## START Dataset content

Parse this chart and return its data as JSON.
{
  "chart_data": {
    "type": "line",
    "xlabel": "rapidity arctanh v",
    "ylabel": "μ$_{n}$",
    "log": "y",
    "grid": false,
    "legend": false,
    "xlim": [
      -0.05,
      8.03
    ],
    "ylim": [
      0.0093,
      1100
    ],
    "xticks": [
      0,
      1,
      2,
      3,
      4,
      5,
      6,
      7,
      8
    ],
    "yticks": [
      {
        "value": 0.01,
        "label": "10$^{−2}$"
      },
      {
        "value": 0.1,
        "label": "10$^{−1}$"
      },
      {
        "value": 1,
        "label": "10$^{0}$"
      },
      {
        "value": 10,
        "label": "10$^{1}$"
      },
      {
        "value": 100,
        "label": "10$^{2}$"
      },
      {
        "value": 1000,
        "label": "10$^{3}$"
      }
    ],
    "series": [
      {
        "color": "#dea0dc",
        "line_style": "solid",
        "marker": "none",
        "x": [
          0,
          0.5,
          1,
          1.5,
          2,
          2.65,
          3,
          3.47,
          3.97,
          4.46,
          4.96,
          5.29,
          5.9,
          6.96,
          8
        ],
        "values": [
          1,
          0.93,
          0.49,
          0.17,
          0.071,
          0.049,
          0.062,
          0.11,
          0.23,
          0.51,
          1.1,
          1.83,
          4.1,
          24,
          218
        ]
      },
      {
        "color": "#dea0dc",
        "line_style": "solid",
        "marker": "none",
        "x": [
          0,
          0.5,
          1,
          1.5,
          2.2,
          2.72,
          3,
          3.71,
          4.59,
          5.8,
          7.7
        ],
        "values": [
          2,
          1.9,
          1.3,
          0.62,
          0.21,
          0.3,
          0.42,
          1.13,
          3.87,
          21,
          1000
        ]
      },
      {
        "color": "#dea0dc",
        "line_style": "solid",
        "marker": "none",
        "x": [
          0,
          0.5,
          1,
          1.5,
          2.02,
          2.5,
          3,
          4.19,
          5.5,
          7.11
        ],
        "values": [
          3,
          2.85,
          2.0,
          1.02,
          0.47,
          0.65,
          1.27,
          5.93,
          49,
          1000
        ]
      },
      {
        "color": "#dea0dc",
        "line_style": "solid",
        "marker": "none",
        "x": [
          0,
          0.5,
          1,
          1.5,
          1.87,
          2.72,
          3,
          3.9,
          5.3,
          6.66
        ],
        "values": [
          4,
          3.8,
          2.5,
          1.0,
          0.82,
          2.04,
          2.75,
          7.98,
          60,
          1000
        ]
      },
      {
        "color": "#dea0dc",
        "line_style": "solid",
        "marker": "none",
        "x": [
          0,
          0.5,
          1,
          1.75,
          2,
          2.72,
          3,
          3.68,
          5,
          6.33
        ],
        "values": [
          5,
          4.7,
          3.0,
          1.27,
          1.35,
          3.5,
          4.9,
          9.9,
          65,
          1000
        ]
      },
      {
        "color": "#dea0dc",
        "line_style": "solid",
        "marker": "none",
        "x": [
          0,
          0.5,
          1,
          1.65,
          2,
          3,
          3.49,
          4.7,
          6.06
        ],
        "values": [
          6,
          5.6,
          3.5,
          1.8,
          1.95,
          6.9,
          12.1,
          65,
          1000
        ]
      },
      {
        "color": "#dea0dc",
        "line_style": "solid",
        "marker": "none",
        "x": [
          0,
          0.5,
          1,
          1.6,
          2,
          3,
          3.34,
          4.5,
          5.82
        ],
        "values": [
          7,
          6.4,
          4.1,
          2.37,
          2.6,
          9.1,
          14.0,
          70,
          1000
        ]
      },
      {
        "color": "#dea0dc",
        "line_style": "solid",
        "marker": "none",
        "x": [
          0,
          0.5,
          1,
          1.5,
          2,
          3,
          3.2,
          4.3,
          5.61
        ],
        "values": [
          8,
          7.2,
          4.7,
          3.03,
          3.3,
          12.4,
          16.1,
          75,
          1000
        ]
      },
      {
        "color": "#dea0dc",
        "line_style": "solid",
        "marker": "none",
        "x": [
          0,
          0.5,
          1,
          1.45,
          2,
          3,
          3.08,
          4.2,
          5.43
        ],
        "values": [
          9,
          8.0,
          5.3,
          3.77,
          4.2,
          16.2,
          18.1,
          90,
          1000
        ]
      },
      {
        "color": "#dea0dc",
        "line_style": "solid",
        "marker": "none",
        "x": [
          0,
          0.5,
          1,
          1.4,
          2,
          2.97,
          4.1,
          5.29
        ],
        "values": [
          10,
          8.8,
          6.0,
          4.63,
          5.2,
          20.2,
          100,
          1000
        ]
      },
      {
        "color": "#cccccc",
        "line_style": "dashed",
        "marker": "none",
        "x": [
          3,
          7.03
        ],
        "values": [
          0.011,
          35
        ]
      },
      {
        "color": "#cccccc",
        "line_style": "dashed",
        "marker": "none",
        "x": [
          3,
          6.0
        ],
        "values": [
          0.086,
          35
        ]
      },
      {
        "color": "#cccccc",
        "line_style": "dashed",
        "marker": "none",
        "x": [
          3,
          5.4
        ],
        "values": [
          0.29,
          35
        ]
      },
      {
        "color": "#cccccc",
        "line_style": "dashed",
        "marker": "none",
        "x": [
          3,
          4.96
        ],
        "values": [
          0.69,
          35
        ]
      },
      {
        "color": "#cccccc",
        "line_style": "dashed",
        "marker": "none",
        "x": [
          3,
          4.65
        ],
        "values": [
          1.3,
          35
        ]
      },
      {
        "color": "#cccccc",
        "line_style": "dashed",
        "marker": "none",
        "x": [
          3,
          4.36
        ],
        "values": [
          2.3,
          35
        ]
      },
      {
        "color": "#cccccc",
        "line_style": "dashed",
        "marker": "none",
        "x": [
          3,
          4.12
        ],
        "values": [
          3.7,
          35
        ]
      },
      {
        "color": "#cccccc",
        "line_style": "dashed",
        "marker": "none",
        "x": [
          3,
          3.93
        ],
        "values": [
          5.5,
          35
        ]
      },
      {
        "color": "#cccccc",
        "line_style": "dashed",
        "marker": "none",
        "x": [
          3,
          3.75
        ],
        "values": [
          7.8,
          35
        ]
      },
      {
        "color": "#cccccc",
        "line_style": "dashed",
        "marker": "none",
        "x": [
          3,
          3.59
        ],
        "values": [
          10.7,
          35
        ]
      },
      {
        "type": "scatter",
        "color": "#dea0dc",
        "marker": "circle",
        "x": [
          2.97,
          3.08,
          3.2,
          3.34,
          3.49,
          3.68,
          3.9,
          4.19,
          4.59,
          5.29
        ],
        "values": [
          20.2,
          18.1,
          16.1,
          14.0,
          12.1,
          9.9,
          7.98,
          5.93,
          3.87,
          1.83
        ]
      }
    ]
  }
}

## END Dataset content

Exercise prompt: Output the complete data exactly as written.

Exercise answer:
Parse this chart and return its data as JSON.
{
  "chart_data": {
    "type": "line",
    "xlabel": "rapidity arctanh v",
    "ylabel": "μ$_{n}$",
    "log": "y",
    "grid": false,
    "legend": false,
    "xlim": [
      -0.05,
      8.03
    ],
    "ylim": [
      0.0093,
      1100
    ],
    "xticks": [
      0,
      1,
      2,
      3,
      4,
      5,
      6,
      7,
      8
    ],
    "yticks": [
      {
        "value": 0.01,
        "label": "10$^{−2}$"
      },
      {
        "value": 0.1,
        "label": "10$^{−1}$"
      },
      {
        "value": 1,
        "label": "10$^{0}$"
      },
      {
        "value": 10,
        "label": "10$^{1}$"
      },
      {
        "value": 100,
        "label": "10$^{2}$"
      },
      {
        "value": 1000,
        "label": "10$^{3}$"
      }
    ],
    "series": [
      {
        "color": "#dea0dc",
        "line_style": "solid",
        "marker": "none",
        "x": [
          0,
          0.5,
          1,
          1.5,
          2,
          2.65,
          3,
          3.47,
          3.97,
          4.46,
          4.96,
          5.29,
          5.9,
          6.96,
          8
        ],
        "values": [
          1,
          0.93,
          0.49,
          0.17,
          0.071,
          0.049,
          0.062,
          0.11,
          0.23,
          0.51,
          1.1,
          1.83,
          4.1,
          24,
          218
        ]
      },
      {
        "color": "#dea0dc",
        "line_style": "solid",
        "marker": "none",
        "x": [
          0,
          0.5,
          1,
          1.5,
          2.2,
          2.72,
          3,
          3.71,
          4.59,
          5.8,
          7.7
        ],
        "values": [
          2,
          1.9,
          1.3,
          0.62,
          0.21,
          0.3,
          0.42,
          1.13,
          3.87,
          21,
          1000
        ]
      },
      {
        "color": "#dea0dc",
        "line_style": "solid",
        "marker": "none",
        "x": [
          0,
          0.5,
          1,
          1.5,
          2.02,
          2.5,
          3,
          4.19,
          5.5,
          7.11
        ],
        "values": [
          3,
          2.85,
          2.0,
          1.02,
          0.47,
          0.65,
          1.27,
          5.93,
          49,
          1000
        ]
      },
      {
        "color": "#dea0dc",
        "line_style": "solid",
        "marker": "none",
        "x": [
          0,
          0.5,
          1,
          1.5,
          1.87,
          2.72,
          3,
          3.9,
          5.3,
          6.66
        ],
        "values": [
          4,
          3.8,
          2.5,
          1.0,
          0.82,
          2.04,
          2.75,
          7.98,
          60,
          1000
        ]
      },
      {
        "color": "#dea0dc",
        "line_style": "solid",
        "marker": "none",
        "x": [
          0,
          0.5,
          1,
          1.75,
          2,
          2.72,
          3,
          3.68,
          5,
          6.33
        ],
        "values": [
          5,
          4.7,
          3.0,
          1.27,
          1.35,
          3.5,
          4.9,
          9.9,
          65,
          1000
        ]
      },
      {
        "color": "#dea0dc",
        "line_style": "solid",
        "marker": "none",
        "x": [
          0,
          0.5,
          1,
          1.65,
          2,
          3,
          3.49,
          4.7,
          6.06
        ],
        "values": [
          6,
          5.6,
          3.5,
          1.8,
          1.95,
          6.9,
          12.1,
          65,
          1000
        ]
      },
      {
        "color": "#dea0dc",
        "line_style": "solid",
        "marker": "none",
        "x": [
          0,
          0.5,
          1,
          1.6,
          2,
          3,
          3.34,
          4.5,
          5.82
        ],
        "values": [
          7,
          6.4,
          4.1,
          2.37,
          2.6,
          9.1,
          14.0,
          70,
          1000
        ]
      },
      {
        "color": "#dea0dc",
        "line_style": "solid",
        "marker": "none",
        "x": [
          0,
          0.5,
          1,
          1.5,
          2,
          3,
          3.2,
          4.3,
          5.61
        ],
        "values": [
          8,
          7.2,
          4.7,
          3.03,
          3.3,
          12.4,
          16.1,
          75,
          1000
        ]
      },
      {
        "color": "#dea0dc",
        "line_style": "solid",
        "marker": "none",
        "x": [
          0,
          0.5,
          1,
          1.45,
          2,
          3,
          3.08,
          4.2,
          5.43
        ],
        "values": [
          9,
          8.0,
          5.3,
          3.77,
          4.2,
          16.2,
          18.1,
          90,
          1000
        ]
      },
      {
        "color": "#dea0dc",
        "line_style": "solid",
        "marker": "none",
        "x": [
          0,
          0.5,
          1,
          1.4,
          2,
          2.97,
          4.1,
          5.29
        ],
        "values": [
          10,
          8.8,
          6.0,
          4.63,
          5.2,
          20.2,
          100,
          1000
        ]
      },
      {
        "color": "#cccccc",
        "line_style": "dashed",
        "marker": "none",
        "x": [
          3,
          7.03
        ],
        "values": [
          0.011,
          35
        ]
      },
      {
        "color": "#cccccc",
        "line_style": "dashed",
        "marker": "none",
        "x": [
          3,
          6.0
        ],
        "values": [
          0.086,
          35
        ]
      },
      {
        "color": "#cccccc",
        "line_style": "dashed",
        "marker": "none",
        "x": [
          3,
          5.4
        ],
        "values": [
          0.29,
          35
        ]
      },
      {
        "color": "#cccccc",
        "line_style": "dashed",
        "marker": "none",
        "x": [
          3,
          4.96
        ],
        "values": [
          0.69,
          35
        ]
      },
      {
        "color": "#cccccc",
        "line_style": "dashed",
        "marker": "none",
        "x": [
          3,
          4.65
        ],
        "values": [
          1.3,
          35
        ]
      },
      {
        "color": "#cccccc",
        "line_style": "dashed",
        "marker": "none",
        "x": [
          3,
          4.36
        ],
        "values": [
          2.3,
          35
        ]
      },
      {
        "color": "#cccccc",
        "line_style": "dashed",
        "marker": "none",
        "x": [
          3,
          4.12
        ],
        "values": [
          3.7,
          35
        ]
      },
      {
        "color": "#cccccc",
        "line_style": "dashed",
        "marker": "none",
        "x": [
          3,
          3.93
        ],
        "values": [
          5.5,
          35
        ]
      },
      {
        "color": "#cccccc",
        "line_style": "dashed",
        "marker": "none",
        "x": [
          3,
          3.75
        ],
        "values": [
          7.8,
          35
        ]
      },
      {
        "color": "#cccccc",
        "line_style": "dashed",
        "marker": "none",
        "x": [
          3,
          3.59
        ],
        "values": [
          10.7,
          35
        ]
      },
      {
        "type": "scatter",
        "color": "#dea0dc",
        "marker": "circle",
        "x": [
          2.97,
          3.08,
          3.2,
          3.34,
          3.49,
          3.68,
          3.9,
          4.19,
          4.59,
          5.29
        ],
        "values": [
          20.2,
          18.1,
          16.1,
          14.0,
          12.1,
          9.9,
          7.98,
          5.93,
          3.87,
          1.83
        ]
      }
    ]
  }
}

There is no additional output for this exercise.